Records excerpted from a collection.
◇ ◇ ◇ ◇ ◇ ◇ ◇
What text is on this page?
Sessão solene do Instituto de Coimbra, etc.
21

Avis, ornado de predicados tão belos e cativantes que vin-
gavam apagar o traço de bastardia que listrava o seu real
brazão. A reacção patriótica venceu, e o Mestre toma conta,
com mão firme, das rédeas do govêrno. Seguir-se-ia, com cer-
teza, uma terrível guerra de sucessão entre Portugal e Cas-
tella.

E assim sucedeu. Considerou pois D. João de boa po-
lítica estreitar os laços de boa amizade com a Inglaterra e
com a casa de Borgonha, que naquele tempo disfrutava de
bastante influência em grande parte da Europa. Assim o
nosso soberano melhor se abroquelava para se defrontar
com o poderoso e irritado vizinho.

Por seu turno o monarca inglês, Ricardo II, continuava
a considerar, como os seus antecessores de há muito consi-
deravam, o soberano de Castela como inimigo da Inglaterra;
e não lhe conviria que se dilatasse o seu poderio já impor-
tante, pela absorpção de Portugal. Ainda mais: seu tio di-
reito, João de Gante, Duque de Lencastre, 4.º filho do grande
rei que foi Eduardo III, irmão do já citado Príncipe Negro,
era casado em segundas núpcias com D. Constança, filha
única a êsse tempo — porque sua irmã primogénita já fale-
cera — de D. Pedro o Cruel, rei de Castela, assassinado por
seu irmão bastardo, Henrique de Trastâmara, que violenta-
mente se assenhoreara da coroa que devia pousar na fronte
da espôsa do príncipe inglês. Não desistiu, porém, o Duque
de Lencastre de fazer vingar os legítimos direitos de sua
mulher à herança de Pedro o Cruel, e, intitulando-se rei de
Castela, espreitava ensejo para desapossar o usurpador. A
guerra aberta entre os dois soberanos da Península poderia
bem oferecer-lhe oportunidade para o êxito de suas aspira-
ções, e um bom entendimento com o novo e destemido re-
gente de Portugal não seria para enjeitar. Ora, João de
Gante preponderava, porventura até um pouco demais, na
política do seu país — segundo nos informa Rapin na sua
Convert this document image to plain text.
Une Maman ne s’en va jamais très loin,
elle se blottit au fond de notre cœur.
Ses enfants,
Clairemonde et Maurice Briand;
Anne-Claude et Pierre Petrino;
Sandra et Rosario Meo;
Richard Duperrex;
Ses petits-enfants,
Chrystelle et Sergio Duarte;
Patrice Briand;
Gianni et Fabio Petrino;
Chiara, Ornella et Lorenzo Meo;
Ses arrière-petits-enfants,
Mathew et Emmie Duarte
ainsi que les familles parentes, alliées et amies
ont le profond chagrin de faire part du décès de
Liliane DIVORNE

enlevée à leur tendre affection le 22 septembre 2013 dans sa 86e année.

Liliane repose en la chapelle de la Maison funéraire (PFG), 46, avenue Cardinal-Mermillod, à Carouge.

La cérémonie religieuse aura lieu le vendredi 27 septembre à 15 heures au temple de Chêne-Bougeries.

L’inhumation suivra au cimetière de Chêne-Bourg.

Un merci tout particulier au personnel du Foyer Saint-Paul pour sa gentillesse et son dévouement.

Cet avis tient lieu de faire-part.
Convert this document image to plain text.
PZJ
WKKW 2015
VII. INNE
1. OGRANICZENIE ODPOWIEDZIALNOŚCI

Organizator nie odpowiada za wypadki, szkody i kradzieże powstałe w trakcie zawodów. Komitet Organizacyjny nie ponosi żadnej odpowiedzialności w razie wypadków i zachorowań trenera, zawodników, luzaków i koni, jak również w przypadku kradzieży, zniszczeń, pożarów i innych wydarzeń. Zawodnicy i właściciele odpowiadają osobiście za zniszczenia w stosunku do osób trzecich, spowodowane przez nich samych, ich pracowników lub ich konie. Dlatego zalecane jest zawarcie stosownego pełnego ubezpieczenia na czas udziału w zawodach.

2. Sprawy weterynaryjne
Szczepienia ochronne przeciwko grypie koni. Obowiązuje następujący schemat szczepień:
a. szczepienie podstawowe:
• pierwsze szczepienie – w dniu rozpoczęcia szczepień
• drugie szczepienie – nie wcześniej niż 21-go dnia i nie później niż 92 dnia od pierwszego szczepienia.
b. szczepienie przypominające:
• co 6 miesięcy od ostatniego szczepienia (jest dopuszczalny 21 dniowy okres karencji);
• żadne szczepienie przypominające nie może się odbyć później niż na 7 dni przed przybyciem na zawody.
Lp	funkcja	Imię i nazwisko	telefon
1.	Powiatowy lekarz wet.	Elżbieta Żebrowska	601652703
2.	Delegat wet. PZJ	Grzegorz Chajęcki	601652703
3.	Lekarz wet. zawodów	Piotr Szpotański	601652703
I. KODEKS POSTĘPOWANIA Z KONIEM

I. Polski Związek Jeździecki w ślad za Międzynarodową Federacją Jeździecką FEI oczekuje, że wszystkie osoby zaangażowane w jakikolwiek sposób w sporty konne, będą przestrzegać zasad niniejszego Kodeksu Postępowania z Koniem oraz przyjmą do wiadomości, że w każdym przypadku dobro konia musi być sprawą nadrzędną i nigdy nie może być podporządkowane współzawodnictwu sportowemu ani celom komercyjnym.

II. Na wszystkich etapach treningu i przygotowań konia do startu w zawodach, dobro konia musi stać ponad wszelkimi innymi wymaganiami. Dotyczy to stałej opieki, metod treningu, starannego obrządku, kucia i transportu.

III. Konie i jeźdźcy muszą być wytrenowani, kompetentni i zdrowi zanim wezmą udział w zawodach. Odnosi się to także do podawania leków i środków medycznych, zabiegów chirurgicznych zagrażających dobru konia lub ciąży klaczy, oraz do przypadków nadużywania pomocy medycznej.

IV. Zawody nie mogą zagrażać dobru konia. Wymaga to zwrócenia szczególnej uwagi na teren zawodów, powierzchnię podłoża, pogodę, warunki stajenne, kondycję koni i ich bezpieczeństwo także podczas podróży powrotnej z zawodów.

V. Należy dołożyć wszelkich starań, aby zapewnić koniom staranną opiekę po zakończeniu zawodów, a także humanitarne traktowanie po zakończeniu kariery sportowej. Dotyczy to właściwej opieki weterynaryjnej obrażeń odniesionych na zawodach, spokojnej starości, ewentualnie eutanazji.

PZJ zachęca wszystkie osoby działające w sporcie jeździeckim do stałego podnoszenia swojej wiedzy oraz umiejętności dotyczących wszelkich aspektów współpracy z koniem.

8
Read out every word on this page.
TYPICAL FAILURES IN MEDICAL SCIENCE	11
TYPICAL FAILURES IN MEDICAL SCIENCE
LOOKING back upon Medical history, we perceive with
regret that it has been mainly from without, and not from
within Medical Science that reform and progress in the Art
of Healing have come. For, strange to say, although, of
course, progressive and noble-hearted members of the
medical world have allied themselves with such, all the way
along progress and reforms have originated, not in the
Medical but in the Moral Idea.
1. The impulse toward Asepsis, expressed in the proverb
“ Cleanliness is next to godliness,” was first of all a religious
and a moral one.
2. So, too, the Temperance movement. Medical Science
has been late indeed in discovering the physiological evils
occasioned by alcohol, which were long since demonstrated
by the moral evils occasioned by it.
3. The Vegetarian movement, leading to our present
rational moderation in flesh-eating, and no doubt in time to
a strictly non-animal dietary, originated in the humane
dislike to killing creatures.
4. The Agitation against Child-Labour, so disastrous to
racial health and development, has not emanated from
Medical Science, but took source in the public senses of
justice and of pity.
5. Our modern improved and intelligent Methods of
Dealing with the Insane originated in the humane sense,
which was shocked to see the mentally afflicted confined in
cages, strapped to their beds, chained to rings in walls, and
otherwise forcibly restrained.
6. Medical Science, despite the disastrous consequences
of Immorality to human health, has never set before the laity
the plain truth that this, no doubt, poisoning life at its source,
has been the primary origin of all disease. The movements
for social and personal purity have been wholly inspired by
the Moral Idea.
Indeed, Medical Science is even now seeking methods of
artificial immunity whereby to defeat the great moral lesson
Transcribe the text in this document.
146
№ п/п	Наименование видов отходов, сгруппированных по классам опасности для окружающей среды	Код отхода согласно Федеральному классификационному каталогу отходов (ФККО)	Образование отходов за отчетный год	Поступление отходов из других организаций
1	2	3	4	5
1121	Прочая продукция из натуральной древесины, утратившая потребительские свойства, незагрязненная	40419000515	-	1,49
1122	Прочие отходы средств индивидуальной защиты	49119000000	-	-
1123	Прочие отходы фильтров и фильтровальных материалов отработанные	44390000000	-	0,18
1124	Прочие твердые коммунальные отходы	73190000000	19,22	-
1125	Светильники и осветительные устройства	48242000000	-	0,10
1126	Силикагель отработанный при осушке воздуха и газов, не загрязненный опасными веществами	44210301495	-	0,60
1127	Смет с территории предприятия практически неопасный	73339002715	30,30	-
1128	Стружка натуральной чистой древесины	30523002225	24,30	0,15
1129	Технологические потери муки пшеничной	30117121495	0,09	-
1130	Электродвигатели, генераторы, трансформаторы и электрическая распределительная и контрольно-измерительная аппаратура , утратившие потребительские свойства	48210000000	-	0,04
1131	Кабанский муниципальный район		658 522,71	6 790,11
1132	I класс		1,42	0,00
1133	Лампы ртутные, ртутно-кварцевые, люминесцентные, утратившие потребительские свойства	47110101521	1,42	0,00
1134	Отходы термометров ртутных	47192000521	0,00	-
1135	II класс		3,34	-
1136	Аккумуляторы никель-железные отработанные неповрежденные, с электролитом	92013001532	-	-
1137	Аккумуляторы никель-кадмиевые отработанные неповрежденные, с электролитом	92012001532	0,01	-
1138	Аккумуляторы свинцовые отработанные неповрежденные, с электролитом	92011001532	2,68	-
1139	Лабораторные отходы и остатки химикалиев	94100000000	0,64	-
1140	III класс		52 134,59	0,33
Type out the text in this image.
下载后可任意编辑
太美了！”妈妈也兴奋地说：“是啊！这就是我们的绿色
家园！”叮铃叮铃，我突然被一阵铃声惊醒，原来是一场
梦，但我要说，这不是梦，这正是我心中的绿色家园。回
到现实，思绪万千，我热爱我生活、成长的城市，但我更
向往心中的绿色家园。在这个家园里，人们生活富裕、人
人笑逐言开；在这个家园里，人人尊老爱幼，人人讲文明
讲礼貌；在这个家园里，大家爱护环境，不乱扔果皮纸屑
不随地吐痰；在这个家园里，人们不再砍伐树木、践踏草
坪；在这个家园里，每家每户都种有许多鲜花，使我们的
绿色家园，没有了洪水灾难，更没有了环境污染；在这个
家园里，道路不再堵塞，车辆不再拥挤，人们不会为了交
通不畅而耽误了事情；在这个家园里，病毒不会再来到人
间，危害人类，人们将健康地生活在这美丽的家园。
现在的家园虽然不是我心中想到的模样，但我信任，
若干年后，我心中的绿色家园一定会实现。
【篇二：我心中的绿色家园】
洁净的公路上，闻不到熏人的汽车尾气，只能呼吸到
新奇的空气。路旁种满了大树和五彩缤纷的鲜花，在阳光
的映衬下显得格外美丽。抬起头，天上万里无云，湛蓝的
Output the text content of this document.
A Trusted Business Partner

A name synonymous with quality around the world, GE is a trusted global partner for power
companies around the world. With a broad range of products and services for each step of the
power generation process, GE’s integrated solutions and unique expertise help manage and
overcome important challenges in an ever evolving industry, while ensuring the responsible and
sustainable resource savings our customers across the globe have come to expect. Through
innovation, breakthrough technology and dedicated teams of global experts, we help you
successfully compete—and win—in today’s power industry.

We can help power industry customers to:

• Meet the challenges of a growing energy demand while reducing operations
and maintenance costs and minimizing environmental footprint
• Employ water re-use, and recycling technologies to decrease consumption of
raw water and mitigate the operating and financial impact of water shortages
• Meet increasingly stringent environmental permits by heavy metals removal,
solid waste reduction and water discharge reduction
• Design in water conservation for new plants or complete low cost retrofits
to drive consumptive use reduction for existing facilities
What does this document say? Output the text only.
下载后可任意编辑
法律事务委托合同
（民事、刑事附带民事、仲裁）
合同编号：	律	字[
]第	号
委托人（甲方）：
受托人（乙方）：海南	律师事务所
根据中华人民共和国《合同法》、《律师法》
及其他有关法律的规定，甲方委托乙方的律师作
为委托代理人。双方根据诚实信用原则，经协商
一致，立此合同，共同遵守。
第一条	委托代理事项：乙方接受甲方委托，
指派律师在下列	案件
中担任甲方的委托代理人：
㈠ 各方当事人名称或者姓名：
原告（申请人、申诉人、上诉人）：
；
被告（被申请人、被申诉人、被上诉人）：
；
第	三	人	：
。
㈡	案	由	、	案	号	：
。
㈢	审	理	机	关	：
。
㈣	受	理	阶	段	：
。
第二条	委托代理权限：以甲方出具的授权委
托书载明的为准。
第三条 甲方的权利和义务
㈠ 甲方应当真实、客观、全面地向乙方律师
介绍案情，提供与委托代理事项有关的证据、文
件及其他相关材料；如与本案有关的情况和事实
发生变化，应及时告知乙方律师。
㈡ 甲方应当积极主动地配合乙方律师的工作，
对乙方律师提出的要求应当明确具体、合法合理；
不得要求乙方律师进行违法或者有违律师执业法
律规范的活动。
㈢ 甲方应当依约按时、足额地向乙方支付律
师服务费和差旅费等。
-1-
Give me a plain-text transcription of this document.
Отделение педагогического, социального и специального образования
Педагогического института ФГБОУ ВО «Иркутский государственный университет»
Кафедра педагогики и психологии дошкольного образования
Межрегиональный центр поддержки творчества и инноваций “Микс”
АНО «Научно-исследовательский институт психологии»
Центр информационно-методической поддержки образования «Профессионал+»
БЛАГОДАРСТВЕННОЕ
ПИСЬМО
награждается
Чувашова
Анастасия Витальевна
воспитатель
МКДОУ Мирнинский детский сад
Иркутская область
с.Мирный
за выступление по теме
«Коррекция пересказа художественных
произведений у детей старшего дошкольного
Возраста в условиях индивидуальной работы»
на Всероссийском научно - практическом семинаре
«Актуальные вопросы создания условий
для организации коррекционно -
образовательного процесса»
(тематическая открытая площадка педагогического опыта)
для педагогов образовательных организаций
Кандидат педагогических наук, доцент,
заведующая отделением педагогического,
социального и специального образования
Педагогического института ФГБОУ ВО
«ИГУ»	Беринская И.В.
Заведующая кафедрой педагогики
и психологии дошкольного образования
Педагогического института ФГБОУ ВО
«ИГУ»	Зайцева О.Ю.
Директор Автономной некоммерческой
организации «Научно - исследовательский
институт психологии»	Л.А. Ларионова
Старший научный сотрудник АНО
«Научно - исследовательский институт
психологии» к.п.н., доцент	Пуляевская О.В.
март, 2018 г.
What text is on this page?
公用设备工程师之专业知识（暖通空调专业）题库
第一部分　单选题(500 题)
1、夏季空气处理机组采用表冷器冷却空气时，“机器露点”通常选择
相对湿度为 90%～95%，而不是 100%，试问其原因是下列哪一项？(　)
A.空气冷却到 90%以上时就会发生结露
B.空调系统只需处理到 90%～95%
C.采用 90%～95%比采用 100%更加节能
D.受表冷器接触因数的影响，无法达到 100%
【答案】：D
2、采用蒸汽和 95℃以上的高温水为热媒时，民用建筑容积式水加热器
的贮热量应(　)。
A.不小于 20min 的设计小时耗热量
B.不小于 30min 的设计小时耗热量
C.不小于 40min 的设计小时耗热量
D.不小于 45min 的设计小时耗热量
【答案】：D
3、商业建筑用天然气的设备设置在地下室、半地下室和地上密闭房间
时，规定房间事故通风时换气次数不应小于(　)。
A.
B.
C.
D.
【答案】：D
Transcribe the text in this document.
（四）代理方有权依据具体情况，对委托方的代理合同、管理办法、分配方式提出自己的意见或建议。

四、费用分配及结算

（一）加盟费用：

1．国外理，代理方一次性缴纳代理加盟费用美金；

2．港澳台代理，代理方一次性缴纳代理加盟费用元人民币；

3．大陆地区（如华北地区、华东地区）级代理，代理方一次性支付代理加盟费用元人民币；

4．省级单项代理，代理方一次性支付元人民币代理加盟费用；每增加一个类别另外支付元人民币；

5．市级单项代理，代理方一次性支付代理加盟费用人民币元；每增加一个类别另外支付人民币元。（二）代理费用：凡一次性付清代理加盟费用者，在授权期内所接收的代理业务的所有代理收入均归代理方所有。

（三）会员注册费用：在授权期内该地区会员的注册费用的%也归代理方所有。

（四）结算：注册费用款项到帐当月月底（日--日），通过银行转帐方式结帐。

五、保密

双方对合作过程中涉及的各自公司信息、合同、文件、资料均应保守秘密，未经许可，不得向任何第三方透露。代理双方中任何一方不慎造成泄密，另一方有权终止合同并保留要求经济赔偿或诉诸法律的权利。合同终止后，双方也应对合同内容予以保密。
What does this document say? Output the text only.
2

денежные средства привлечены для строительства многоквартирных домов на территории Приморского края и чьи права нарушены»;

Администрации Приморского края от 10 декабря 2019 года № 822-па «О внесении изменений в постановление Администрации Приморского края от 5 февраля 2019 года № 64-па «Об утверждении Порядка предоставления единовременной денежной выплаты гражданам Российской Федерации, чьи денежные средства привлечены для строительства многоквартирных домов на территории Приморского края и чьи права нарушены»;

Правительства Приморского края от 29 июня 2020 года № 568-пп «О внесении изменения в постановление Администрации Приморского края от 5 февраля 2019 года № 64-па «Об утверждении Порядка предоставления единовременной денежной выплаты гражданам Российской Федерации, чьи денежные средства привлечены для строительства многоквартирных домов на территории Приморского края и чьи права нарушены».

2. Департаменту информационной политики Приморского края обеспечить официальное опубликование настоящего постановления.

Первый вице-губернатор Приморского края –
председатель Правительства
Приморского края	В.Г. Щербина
◇ ◇ ◇ ◇ ◇ ◇ ◇
Objective.
Count every line in the listing above that holds "oraz", then report only the count.

Written response.
3